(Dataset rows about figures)
** BEGIN **
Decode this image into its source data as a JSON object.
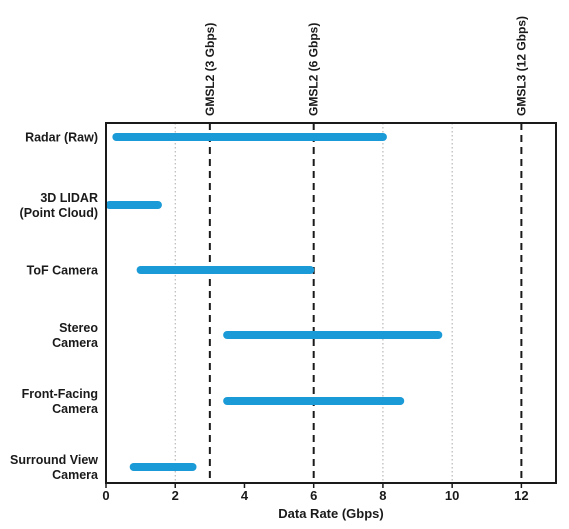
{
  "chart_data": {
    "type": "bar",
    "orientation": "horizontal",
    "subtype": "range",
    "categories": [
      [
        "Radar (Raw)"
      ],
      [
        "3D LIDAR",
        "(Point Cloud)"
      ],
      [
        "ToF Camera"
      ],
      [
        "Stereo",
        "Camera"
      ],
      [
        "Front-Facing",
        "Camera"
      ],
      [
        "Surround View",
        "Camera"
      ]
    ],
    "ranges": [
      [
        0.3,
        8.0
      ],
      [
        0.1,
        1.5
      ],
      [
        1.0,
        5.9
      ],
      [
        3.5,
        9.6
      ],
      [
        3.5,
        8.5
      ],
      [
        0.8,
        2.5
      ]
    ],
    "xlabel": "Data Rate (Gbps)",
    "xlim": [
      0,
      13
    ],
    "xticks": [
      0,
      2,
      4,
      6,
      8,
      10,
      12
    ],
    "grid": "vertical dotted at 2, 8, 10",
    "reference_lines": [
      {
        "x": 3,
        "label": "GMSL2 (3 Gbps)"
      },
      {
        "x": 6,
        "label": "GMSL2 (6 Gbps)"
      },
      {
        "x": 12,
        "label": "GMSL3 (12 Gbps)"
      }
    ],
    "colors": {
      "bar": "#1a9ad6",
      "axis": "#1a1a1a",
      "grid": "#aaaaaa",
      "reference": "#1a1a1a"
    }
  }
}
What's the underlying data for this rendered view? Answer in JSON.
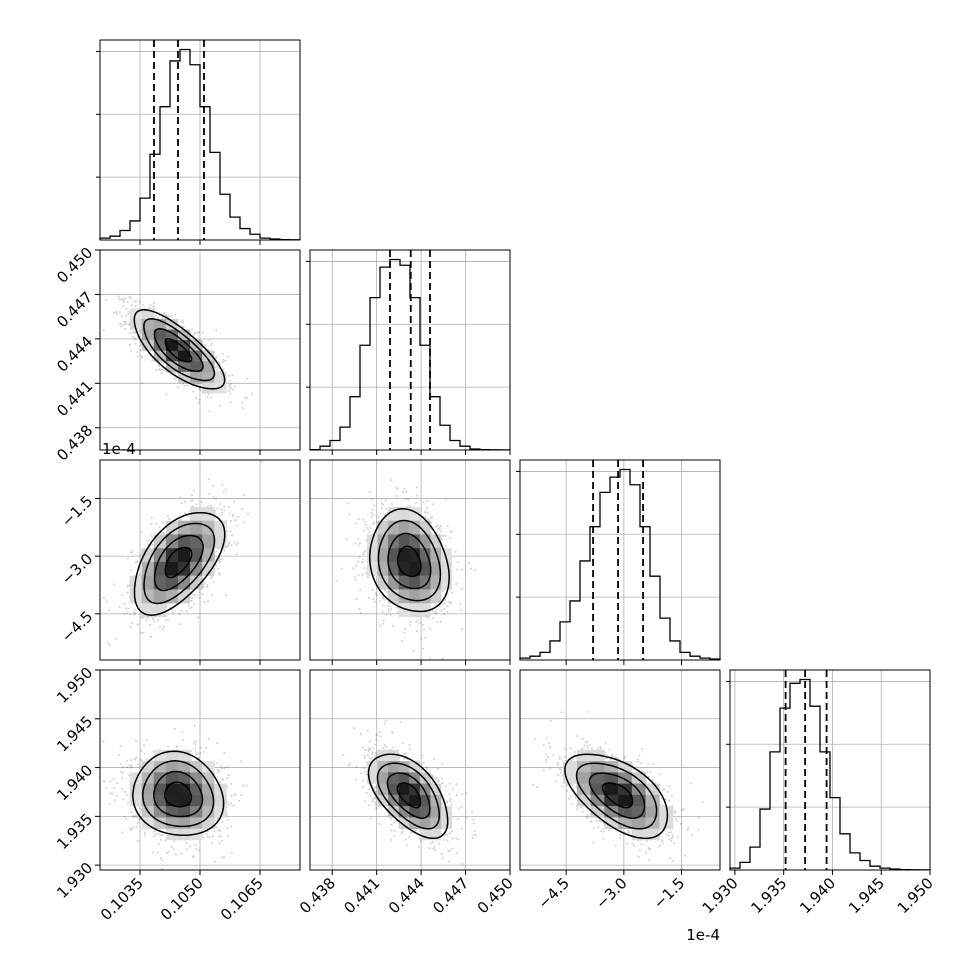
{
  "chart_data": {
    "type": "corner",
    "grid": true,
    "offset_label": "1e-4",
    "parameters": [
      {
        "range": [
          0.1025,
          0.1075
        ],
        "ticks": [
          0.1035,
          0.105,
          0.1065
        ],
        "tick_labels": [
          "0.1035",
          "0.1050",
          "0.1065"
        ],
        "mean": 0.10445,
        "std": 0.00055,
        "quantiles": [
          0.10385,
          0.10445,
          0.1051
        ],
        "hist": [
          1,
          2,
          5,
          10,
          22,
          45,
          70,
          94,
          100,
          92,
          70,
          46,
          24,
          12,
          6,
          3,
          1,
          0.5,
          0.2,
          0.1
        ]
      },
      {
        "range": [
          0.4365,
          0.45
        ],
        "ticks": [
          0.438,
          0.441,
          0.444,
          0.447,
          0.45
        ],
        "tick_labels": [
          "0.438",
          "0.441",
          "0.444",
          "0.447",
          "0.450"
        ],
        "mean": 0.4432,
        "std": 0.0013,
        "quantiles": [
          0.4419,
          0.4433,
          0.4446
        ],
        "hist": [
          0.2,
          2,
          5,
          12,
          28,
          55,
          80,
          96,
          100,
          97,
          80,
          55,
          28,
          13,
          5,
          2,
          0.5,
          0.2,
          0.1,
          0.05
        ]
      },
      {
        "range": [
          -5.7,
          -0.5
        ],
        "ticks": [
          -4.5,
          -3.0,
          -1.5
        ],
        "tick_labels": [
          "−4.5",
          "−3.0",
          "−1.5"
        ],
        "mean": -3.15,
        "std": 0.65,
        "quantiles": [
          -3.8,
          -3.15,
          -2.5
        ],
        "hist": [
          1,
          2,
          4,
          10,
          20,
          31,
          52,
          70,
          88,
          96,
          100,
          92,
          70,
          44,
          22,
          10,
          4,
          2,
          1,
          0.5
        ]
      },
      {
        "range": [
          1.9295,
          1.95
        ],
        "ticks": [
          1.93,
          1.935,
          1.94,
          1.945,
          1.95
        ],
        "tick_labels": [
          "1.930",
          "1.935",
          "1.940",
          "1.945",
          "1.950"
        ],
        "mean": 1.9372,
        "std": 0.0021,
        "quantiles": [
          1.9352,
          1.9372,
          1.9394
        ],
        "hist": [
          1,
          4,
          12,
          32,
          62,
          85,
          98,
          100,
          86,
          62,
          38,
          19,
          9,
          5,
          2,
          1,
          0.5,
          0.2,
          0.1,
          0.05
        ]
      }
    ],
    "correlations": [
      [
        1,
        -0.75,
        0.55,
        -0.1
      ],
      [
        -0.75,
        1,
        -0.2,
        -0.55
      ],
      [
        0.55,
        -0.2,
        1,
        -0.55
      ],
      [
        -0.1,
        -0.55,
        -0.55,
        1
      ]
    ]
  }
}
** END **
• WHAT YOU HAVE TO DO:
The records above must be transcribed exactly. Pictures are left out of the copy.

• REPLY TO THE TASK:
Decode this image into its source data as a JSON object.
{
  "chart_data": {
    "type": "bar",
    "orientation": "horizontal",
    "subtype": "range",
    "categories": [
      [
        "Radar (Raw)"
      ],
      [
        "3D LIDAR",
        "(Point Cloud)"
      ],
      [
        "ToF Camera"
      ],
      [
        "Stereo",
        "Camera"
      ],
      [
        "Front-Facing",
        "Camera"
      ],
      [
        "Surround View",
        "Camera"
      ]
    ],
    "ranges": [
      [
        0.3,
        8.0
      ],
      [
        0.1,
        1.5
      ],
      [
        1.0,
        5.9
      ],
      [
        3.5,
        9.6
      ],
      [
        3.5,
        8.5
      ],
      [
        0.8,
        2.5
      ]
    ],
    "xlabel": "Data Rate (Gbps)",
    "xlim": [
      0,
      13
    ],
    "xticks": [
      0,
      2,
      4,
      6,
      8,
      10,
      12
    ],
    "grid": "vertical dotted at 2, 8, 10",
    "reference_lines": [
      {
        "x": 3,
        "label": "GMSL2 (3 Gbps)"
      },
      {
        "x": 6,
        "label": "GMSL2 (6 Gbps)"
      },
      {
        "x": 12,
        "label": "GMSL3 (12 Gbps)"
      }
    ],
    "colors": {
      "bar": "#1a9ad6",
      "axis": "#1a1a1a",
      "grid": "#aaaaaa",
      "reference": "#1a1a1a"
    }
  }
}
What's the underlying data for this rendered view? Answer in JSON.
{
  "chart_data": {
    "type": "corner",
    "grid": true,
    "offset_label": "1e-4",
    "parameters": [
      {
        "range": [
          0.1025,
          0.1075
        ],
        "ticks": [
          0.1035,
          0.105,
          0.1065
        ],
        "tick_labels": [
          "0.1035",
          "0.1050",
          "0.1065"
        ],
        "mean": 0.10445,
        "std": 0.00055,
        "quantiles": [
          0.10385,
          0.10445,
          0.1051
        ],
        "hist": [
          1,
          2,
          5,
          10,
          22,
          45,
          70,
          94,
          100,
          92,
          70,
          46,
          24,
          12,
          6,
          3,
          1,
          0.5,
          0.2,
          0.1
        ]
      },
      {
        "range": [
          0.4365,
          0.45
        ],
        "ticks": [
          0.438,
          0.441,
          0.444,
          0.447,
          0.45
        ],
        "tick_labels": [
          "0.438",
          "0.441",
          "0.444",
          "0.447",
          "0.450"
        ],
        "mean": 0.4432,
        "std": 0.0013,
        "quantiles": [
          0.4419,
          0.4433,
          0.4446
        ],
        "hist": [
          0.2,
          2,
          5,
          12,
          28,
          55,
          80,
          96,
          100,
          97,
          80,
          55,
          28,
          13,
          5,
          2,
          0.5,
          0.2,
          0.1,
          0.05
        ]
      },
      {
        "range": [
          -5.7,
          -0.5
        ],
        "ticks": [
          -4.5,
          -3.0,
          -1.5
        ],
        "tick_labels": [
          "−4.5",
          "−3.0",
          "−1.5"
        ],
        "mean": -3.15,
        "std": 0.65,
        "quantiles": [
          -3.8,
          -3.15,
          -2.5
        ],
        "hist": [
          1,
          2,
          4,
          10,
          20,
          31,
          52,
          70,
          88,
          96,
          100,
          92,
          70,
          44,
          22,
          10,
          4,
          2,
          1,
          0.5
        ]
      },
      {
        "range": [
          1.9295,
          1.95
        ],
        "ticks": [
          1.93,
          1.935,
          1.94,
          1.945,
          1.95
        ],
        "tick_labels": [
          "1.930",
          "1.935",
          "1.940",
          "1.945",
          "1.950"
        ],
        "mean": 1.9372,
        "std": 0.0021,
        "quantiles": [
          1.9352,
          1.9372,
          1.9394
        ],
        "hist": [
          1,
          4,
          12,
          32,
          62,
          85,
          98,
          100,
          86,
          62,
          38,
          19,
          9,
          5,
          2,
          1,
          0.5,
          0.2,
          0.1,
          0.05
        ]
      }
    ],
    "correlations": [
      [
        1,
        -0.75,
        0.55,
        -0.1
      ],
      [
        -0.75,
        1,
        -0.2,
        -0.55
      ],
      [
        0.55,
        -0.2,
        1,
        -0.55
      ],
      [
        -0.1,
        -0.55,
        -0.55,
        1
      ]
    ]
  }
}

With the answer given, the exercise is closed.